**What the task requires**:
Repeat all the material exactly; pictures stay out of your copy.

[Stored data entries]
-- -- --

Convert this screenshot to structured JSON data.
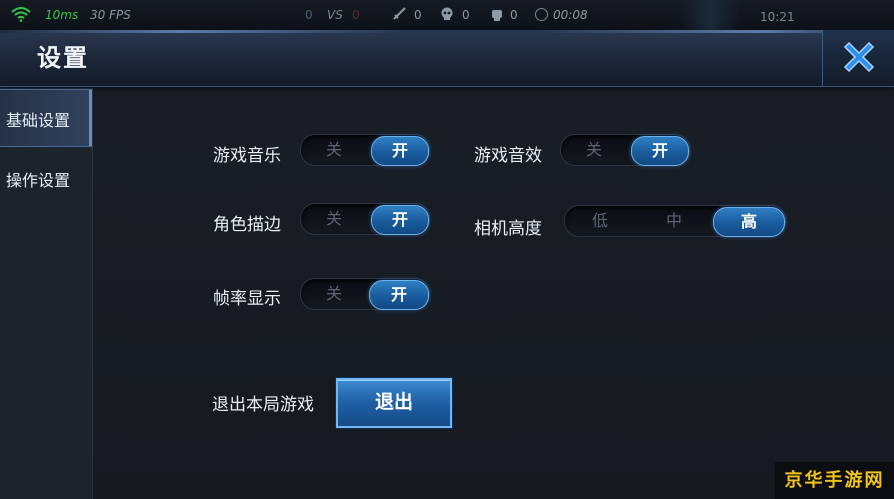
{
  "hud": {
    "ping": "10ms",
    "fps": "30 FPS",
    "score_left": "0",
    "vs": "VS",
    "score_right": "0",
    "kills": "0",
    "deaths": "0",
    "assists": "0",
    "time": "00:08",
    "corner_text": "10:21"
  },
  "panel": {
    "title": "设置"
  },
  "sidebar": {
    "tabs": [
      {
        "label": "基础设置",
        "active": true
      },
      {
        "label": "操作设置",
        "active": false
      }
    ]
  },
  "settings": {
    "game_music": {
      "label": "游戏音乐",
      "off": "关",
      "on": "开",
      "value": "开"
    },
    "game_sfx": {
      "label": "游戏音效",
      "off": "关",
      "on": "开",
      "value": "开"
    },
    "outline": {
      "label": "角色描边",
      "off": "关",
      "on": "开",
      "value": "开"
    },
    "camera_height": {
      "label": "相机高度",
      "low": "低",
      "mid": "中",
      "high": "高",
      "value": "高"
    },
    "fps_display": {
      "label": "帧率显示",
      "off": "关",
      "on": "开",
      "value": "开"
    },
    "exit": {
      "label": "退出本局游戏",
      "button": "退出"
    }
  },
  "watermark": "京华手游网",
  "colors": {
    "accent_blue": "#1a5b9c",
    "ping_green": "#37c84a",
    "close_x": "#2c8ff0",
    "watermark_yellow": "#f0c419"
  },
  "icons": [
    "wifi-icon",
    "sword-icon",
    "skull-icon",
    "fist-icon",
    "clock-icon",
    "close-icon"
  ]
}
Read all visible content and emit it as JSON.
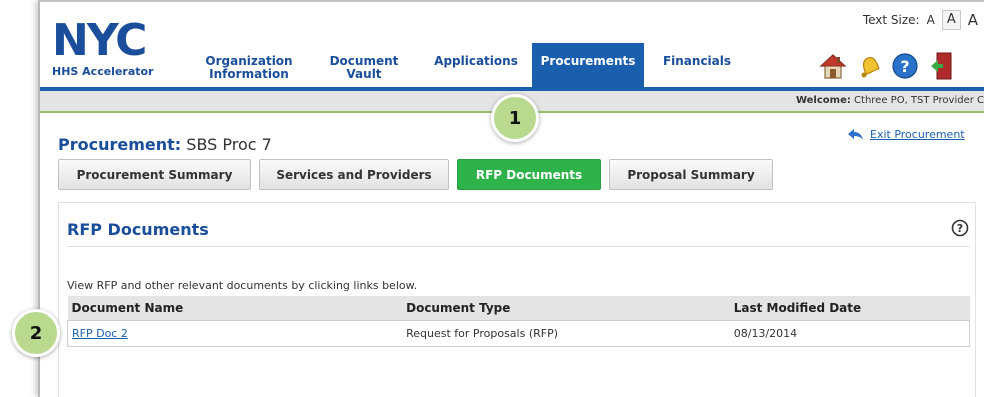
{
  "header": {
    "logo_text": "NYC",
    "logo_subtitle": "HHS Accelerator",
    "text_size_label": "Text Size:",
    "text_size_options": [
      "A",
      "A",
      "A"
    ]
  },
  "nav": {
    "tabs": [
      {
        "line1": "Organization",
        "line2": "Information"
      },
      {
        "line1": "Document",
        "line2": "Vault"
      },
      {
        "line1": "Applications",
        "line2": ""
      },
      {
        "line1": "Procurements",
        "line2": ""
      },
      {
        "line1": "Financials",
        "line2": ""
      }
    ],
    "active_tab": "Procurements",
    "icons": [
      "home-icon",
      "bell-icon",
      "help-icon",
      "logout-icon"
    ]
  },
  "welcome": {
    "label": "Welcome:",
    "user": "Cthree PO, TST Provider C"
  },
  "procurement": {
    "label": "Procurement:",
    "name": "SBS Proc 7",
    "exit_label": "Exit Procurement",
    "subtabs": [
      "Procurement Summary",
      "Services and Providers",
      "RFP Documents",
      "Proposal Summary"
    ],
    "active_subtab": "RFP Documents"
  },
  "rfp": {
    "title": "RFP Documents",
    "instruction": "View RFP and other relevant documents by clicking links below.",
    "columns": [
      "Document Name",
      "Document Type",
      "Last Modified Date"
    ],
    "rows": [
      {
        "name": "RFP Doc 2",
        "type": "Request for Proposals (RFP)",
        "modified": "08/13/2014"
      }
    ]
  },
  "callouts": [
    "1",
    "2"
  ],
  "colors": {
    "brand_blue": "#1a5fae",
    "active_green": "#2db34a",
    "callout_green": "#b9d98e"
  }
}
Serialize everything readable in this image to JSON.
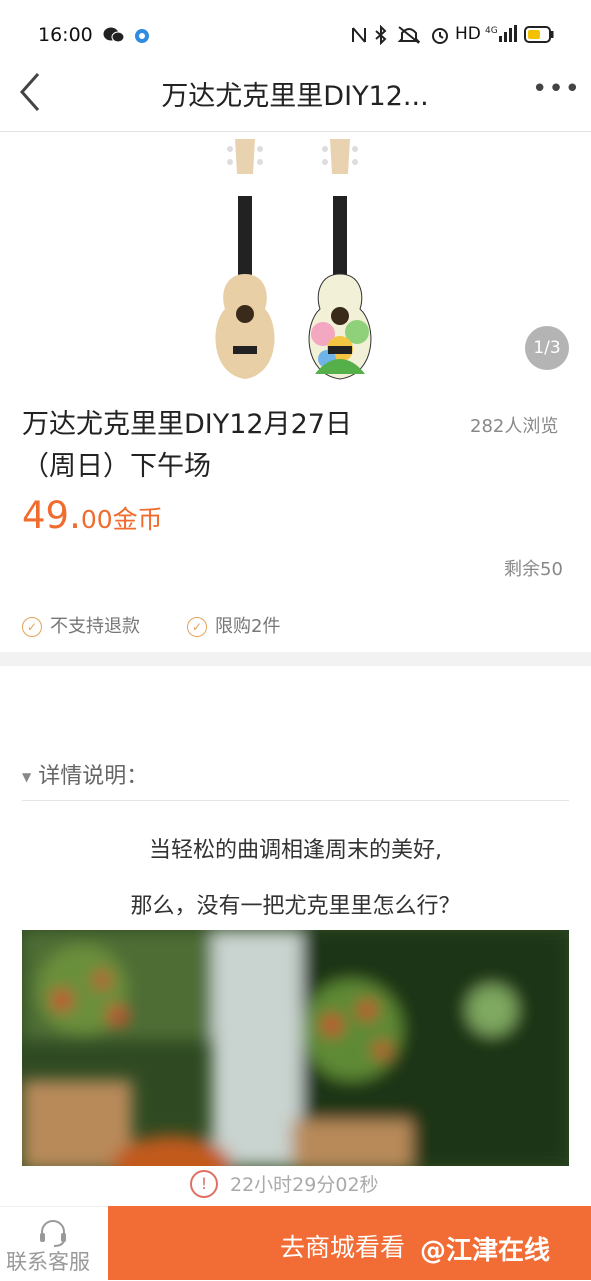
{
  "status_bar": {
    "time": "16:00",
    "network": "HD",
    "signal": "4G"
  },
  "nav": {
    "title": "万达尤克里里DIY12...",
    "more": "•••"
  },
  "product": {
    "image_counter": "1/3",
    "title_line1": "万达尤克里里DIY12月27日",
    "title_line2": "（周日）下午场",
    "views": "282人浏览",
    "price_int": "49.",
    "price_dec": "00",
    "price_unit": "金币",
    "remain": "剩余50",
    "tags": [
      "不支持退款",
      "限购2件"
    ]
  },
  "details": {
    "heading": "详情说明：",
    "lines": [
      "当轻松的曲调相逢周末的美好,",
      "那么，没有一把尤克里里怎么行？"
    ]
  },
  "timer": {
    "text": "22小时29分02秒"
  },
  "bottom": {
    "support_label": "联系客服",
    "cta_label": "去商城看看",
    "watermark": "@江津在线"
  },
  "colors": {
    "accent": "#f26c36",
    "price": "#ef6c2e"
  }
}
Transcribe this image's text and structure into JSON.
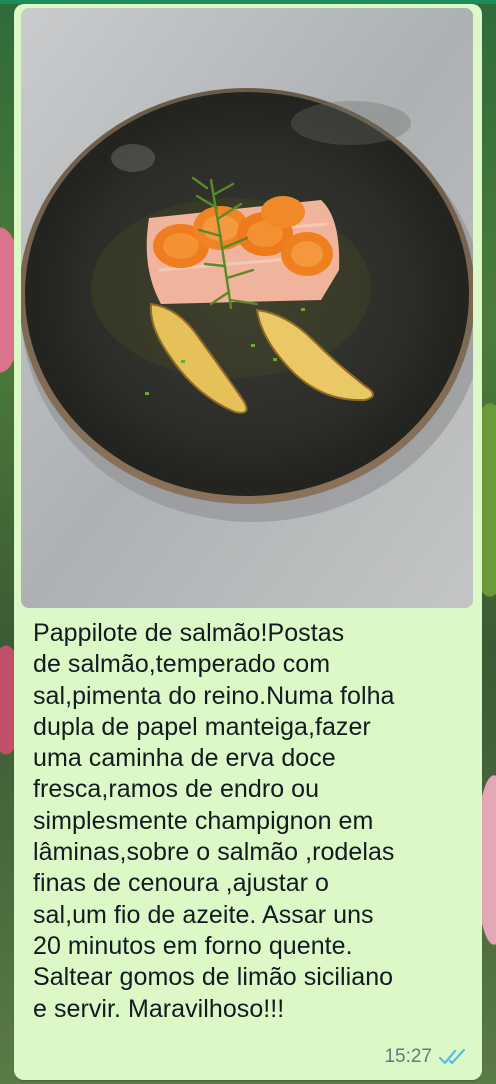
{
  "message": {
    "photo": {
      "icon": "food-photo",
      "colors": {
        "plate": "#2e2f2a",
        "carrot": "#f07a1e",
        "salmon": "#f2b39a",
        "potato": "#e8c35a",
        "dill": "#5e8a2a"
      }
    },
    "caption": "Pappilote de salmão!Postas\nde salmão,temperado com\nsal,pimenta do reino.Numa folha\ndupla de papel manteiga,fazer\numa caminha de erva doce\nfresca,ramos de endro ou\nsimplesmente champignon em\nlâminas,sobre o salmão ,rodelas\nfinas de cenoura ,ajustar o\nsal,um fio de azeite. Assar uns\n20 minutos em forno quente.\nSaltear gomos de limão siciliano\ne servir. Maravilhoso!!!",
    "time": "15:27",
    "status_icon": "double-check-read-icon",
    "bubble_color": "#dcf8c6",
    "tick_color": "#53bdeb"
  }
}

-- -- --

**Result for this exercise**:
Convert this screenshot to structured JSON data.
{
  "hud": {
    "ping": "10ms",
    "fps": "30 FPS",
    "score_left": "0",
    "vs": "VS",
    "score_right": "0",
    "kills": "0",
    "deaths": "0",
    "assists": "0",
    "time": "00:08",
    "corner_text": "10:21"
  },
  "panel": {
    "title": "设置"
  },
  "sidebar": {
    "tabs": [
      {
        "label": "基础设置",
        "active": true
      },
      {
        "label": "操作设置",
        "active": false
      }
    ]
  },
  "settings": {
    "game_music": {
      "label": "游戏音乐",
      "off": "关",
      "on": "开",
      "value": "开"
    },
    "game_sfx": {
      "label": "游戏音效",
      "off": "关",
      "on": "开",
      "value": "开"
    },
    "outline": {
      "label": "角色描边",
      "off": "关",
      "on": "开",
      "value": "开"
    },
    "camera_height": {
      "label": "相机高度",
      "low": "低",
      "mid": "中",
      "high": "高",
      "value": "高"
    },
    "fps_display": {
      "label": "帧率显示",
      "off": "关",
      "on": "开",
      "value": "开"
    },
    "exit": {
      "label": "退出本局游戏",
      "button": "退出"
    }
  },
  "watermark": "京华手游网",
  "colors": {
    "accent_blue": "#1a5b9c",
    "ping_green": "#37c84a",
    "close_x": "#2c8ff0",
    "watermark_yellow": "#f0c419"
  },
  "icons": [
    "wifi-icon",
    "sword-icon",
    "skull-icon",
    "fist-icon",
    "clock-icon",
    "close-icon"
  ]
}
Read all visible content and emit it as JSON.
{
  "header": {
    "logo_text": "NYC",
    "logo_subtitle": "HHS Accelerator",
    "text_size_label": "Text Size:",
    "text_size_options": [
      "A",
      "A",
      "A"
    ]
  },
  "nav": {
    "tabs": [
      {
        "line1": "Organization",
        "line2": "Information"
      },
      {
        "line1": "Document",
        "line2": "Vault"
      },
      {
        "line1": "Applications",
        "line2": ""
      },
      {
        "line1": "Procurements",
        "line2": ""
      },
      {
        "line1": "Financials",
        "line2": ""
      }
    ],
    "active_tab": "Procurements",
    "icons": [
      "home-icon",
      "bell-icon",
      "help-icon",
      "logout-icon"
    ]
  },
  "welcome": {
    "label": "Welcome:",
    "user": "Cthree PO, TST Provider C"
  },
  "procurement": {
    "label": "Procurement:",
    "name": "SBS Proc 7",
    "exit_label": "Exit Procurement",
    "subtabs": [
      "Procurement Summary",
      "Services and Providers",
      "RFP Documents",
      "Proposal Summary"
    ],
    "active_subtab": "RFP Documents"
  },
  "rfp": {
    "title": "RFP Documents",
    "instruction": "View RFP and other relevant documents by clicking links below.",
    "columns": [
      "Document Name",
      "Document Type",
      "Last Modified Date"
    ],
    "rows": [
      {
        "name": "RFP Doc 2",
        "type": "Request for Proposals (RFP)",
        "modified": "08/13/2014"
      }
    ]
  },
  "callouts": [
    "1",
    "2"
  ],
  "colors": {
    "brand_blue": "#1a5fae",
    "active_green": "#2db34a",
    "callout_green": "#b9d98e"
  }
}
Serialize everything readable in this image to JSON.
{
  "status_bar": {
    "time": "16:00",
    "network": "HD",
    "signal": "4G"
  },
  "nav": {
    "title": "万达尤克里里DIY12...",
    "more": "•••"
  },
  "product": {
    "image_counter": "1/3",
    "title_line1": "万达尤克里里DIY12月27日",
    "title_line2": "（周日）下午场",
    "views": "282人浏览",
    "price_int": "49.",
    "price_dec": "00",
    "price_unit": "金币",
    "remain": "剩余50",
    "tags": [
      "不支持退款",
      "限购2件"
    ]
  },
  "details": {
    "heading": "详情说明：",
    "lines": [
      "当轻松的曲调相逢周末的美好,",
      "那么，没有一把尤克里里怎么行？"
    ]
  },
  "timer": {
    "text": "22小时29分02秒"
  },
  "bottom": {
    "support_label": "联系客服",
    "cta_label": "去商城看看",
    "watermark": "@江津在线"
  },
  "colors": {
    "accent": "#f26c36",
    "price": "#ef6c2e"
  }
}
Transcribe this image's text and structure into JSON.
{
  "message": {
    "photo": {
      "icon": "food-photo",
      "colors": {
        "plate": "#2e2f2a",
        "carrot": "#f07a1e",
        "salmon": "#f2b39a",
        "potato": "#e8c35a",
        "dill": "#5e8a2a"
      }
    },
    "caption": "Pappilote de salmão!Postas\nde salmão,temperado com\nsal,pimenta do reino.Numa folha\ndupla de papel manteiga,fazer\numa caminha de erva doce\nfresca,ramos de endro ou\nsimplesmente champignon em\nlâminas,sobre o salmão ,rodelas\nfinas de cenoura ,ajustar o\nsal,um fio de azeite. Assar uns\n20 minutos em forno quente.\nSaltear gomos de limão siciliano\ne servir. Maravilhoso!!!",
    "time": "15:27",
    "status_icon": "double-check-read-icon",
    "bubble_color": "#dcf8c6",
    "tick_color": "#53bdeb"
  }
}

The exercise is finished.